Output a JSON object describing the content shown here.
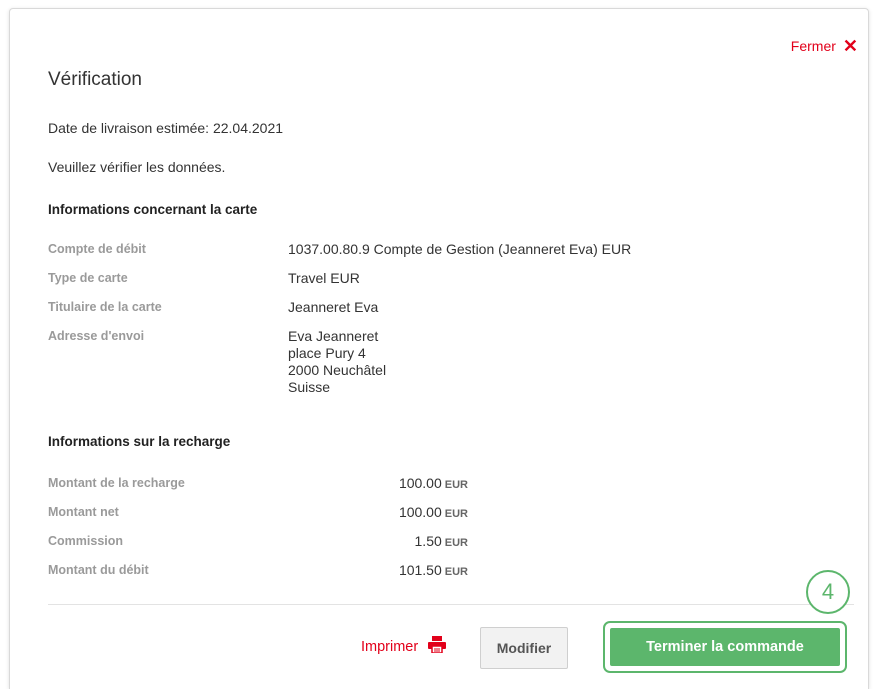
{
  "dialog": {
    "close_label": "Fermer",
    "title": "Vérification",
    "delivery_text": "Date de livraison estimée: 22.04.2021",
    "verify_text": "Veuillez vérifier les données."
  },
  "card_section": {
    "heading": "Informations concernant la carte",
    "rows": [
      {
        "label": "Compte de débit",
        "value": "1037.00.80.9 Compte de Gestion (Jeanneret Eva) EUR"
      },
      {
        "label": "Type de carte",
        "value": "Travel EUR"
      },
      {
        "label": "Titulaire de la carte",
        "value": "Jeanneret Eva"
      },
      {
        "label": "Adresse d'envoi",
        "address_lines": [
          "Eva Jeanneret",
          "place Pury 4",
          "2000 Neuchâtel",
          "Suisse"
        ]
      }
    ]
  },
  "recharge_section": {
    "heading": "Informations sur la recharge",
    "rows": [
      {
        "label": "Montant de la recharge",
        "amount": "100.00",
        "currency": "EUR"
      },
      {
        "label": "Montant net",
        "amount": "100.00",
        "currency": "EUR"
      },
      {
        "label": "Commission",
        "amount": "1.50",
        "currency": "EUR"
      },
      {
        "label": "Montant du débit",
        "amount": "101.50",
        "currency": "EUR"
      }
    ]
  },
  "footer": {
    "print_label": "Imprimer",
    "modify_label": "Modifier",
    "finish_label": "Terminer la commande",
    "step_number": "4"
  },
  "colors": {
    "accent_red": "#e2001a",
    "accent_green": "#5cb66c"
  },
  "icons": {
    "close": "close-icon",
    "print": "printer-icon"
  }
}
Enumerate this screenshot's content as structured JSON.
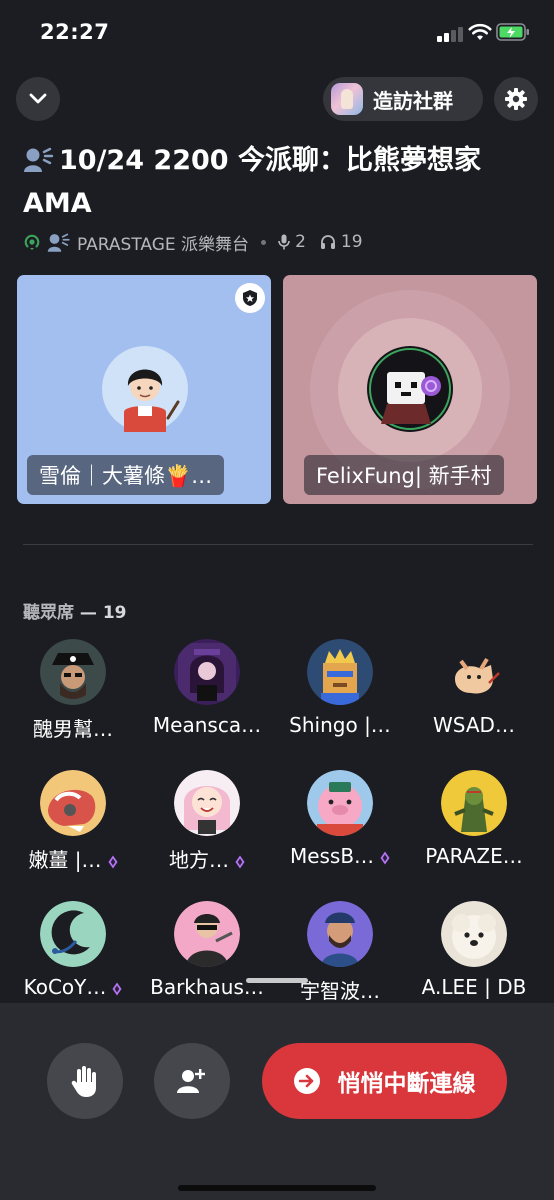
{
  "status_bar": {
    "time": "22:27"
  },
  "header": {
    "visit_label": "造訪社群"
  },
  "stage": {
    "title_line1": "10/24 2200 今派聊：比熊夢想家",
    "title_line2": "AMA",
    "channel": "PARASTAGE 派樂舞台",
    "speaker_count": "2",
    "listener_count": "19"
  },
  "speakers": [
    {
      "name": "雪倫｜大薯條🍟…",
      "color": "#a3bff0"
    },
    {
      "name": "FelixFung| 新手村",
      "color": "#c4969e"
    }
  ],
  "audience": {
    "label": "聽眾席",
    "count": "— 19",
    "members": [
      {
        "name": "醜男幫…",
        "gem": false
      },
      {
        "name": "Meansca…",
        "gem": false
      },
      {
        "name": "Shingo |…",
        "gem": false
      },
      {
        "name": "WSAD…",
        "gem": false
      },
      {
        "name": "嫩薑 |…",
        "gem": true
      },
      {
        "name": "地方…",
        "gem": true
      },
      {
        "name": "MessB…",
        "gem": true
      },
      {
        "name": "PARAZE…",
        "gem": false
      },
      {
        "name": "KoCoY…",
        "gem": true
      },
      {
        "name": "Barkhaus…",
        "gem": false
      },
      {
        "name": "宇智波…",
        "gem": false
      },
      {
        "name": "A.LEE | DB",
        "gem": false
      }
    ]
  },
  "controls": {
    "leave_label": "悄悄中斷連線"
  },
  "colors": {
    "leave": "#d9373c",
    "nitro_gem": "#b673f5",
    "background": "#1c1d22"
  },
  "icons": [
    "chevron-down-icon",
    "gear-icon",
    "speaker-icon",
    "stage-icon",
    "mic-icon",
    "headphones-icon",
    "moderator-badge-icon",
    "raise-hand-icon",
    "add-user-icon",
    "arrow-right-icon",
    "nitro-gem-icon"
  ]
}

▶ _TASK DIRECTIONS_
Your task is to set down exactly the lines that run from the line holding "Enumerate this screenshot's" through the close of the entries, including both ends. Pictures stay out.

▶ _ANSWER_
Enumerate this screenshot's content as structured JSON.
{
  "status_bar": {
    "time": "22:27"
  },
  "header": {
    "visit_label": "造訪社群"
  },
  "stage": {
    "title_line1": "10/24 2200 今派聊：比熊夢想家",
    "title_line2": "AMA",
    "channel": "PARASTAGE 派樂舞台",
    "speaker_count": "2",
    "listener_count": "19"
  },
  "speakers": [
    {
      "name": "雪倫｜大薯條🍟…",
      "color": "#a3bff0"
    },
    {
      "name": "FelixFung| 新手村",
      "color": "#c4969e"
    }
  ],
  "audience": {
    "label": "聽眾席",
    "count": "— 19",
    "members": [
      {
        "name": "醜男幫…",
        "gem": false
      },
      {
        "name": "Meansca…",
        "gem": false
      },
      {
        "name": "Shingo |…",
        "gem": false
      },
      {
        "name": "WSAD…",
        "gem": false
      },
      {
        "name": "嫩薑 |…",
        "gem": true
      },
      {
        "name": "地方…",
        "gem": true
      },
      {
        "name": "MessB…",
        "gem": true
      },
      {
        "name": "PARAZE…",
        "gem": false
      },
      {
        "name": "KoCoY…",
        "gem": true
      },
      {
        "name": "Barkhaus…",
        "gem": false
      },
      {
        "name": "宇智波…",
        "gem": false
      },
      {
        "name": "A.LEE | DB",
        "gem": false
      }
    ]
  },
  "controls": {
    "leave_label": "悄悄中斷連線"
  },
  "colors": {
    "leave": "#d9373c",
    "nitro_gem": "#b673f5",
    "background": "#1c1d22"
  },
  "icons": [
    "chevron-down-icon",
    "gear-icon",
    "speaker-icon",
    "stage-icon",
    "mic-icon",
    "headphones-icon",
    "moderator-badge-icon",
    "raise-hand-icon",
    "add-user-icon",
    "arrow-right-icon",
    "nitro-gem-icon"
  ]
}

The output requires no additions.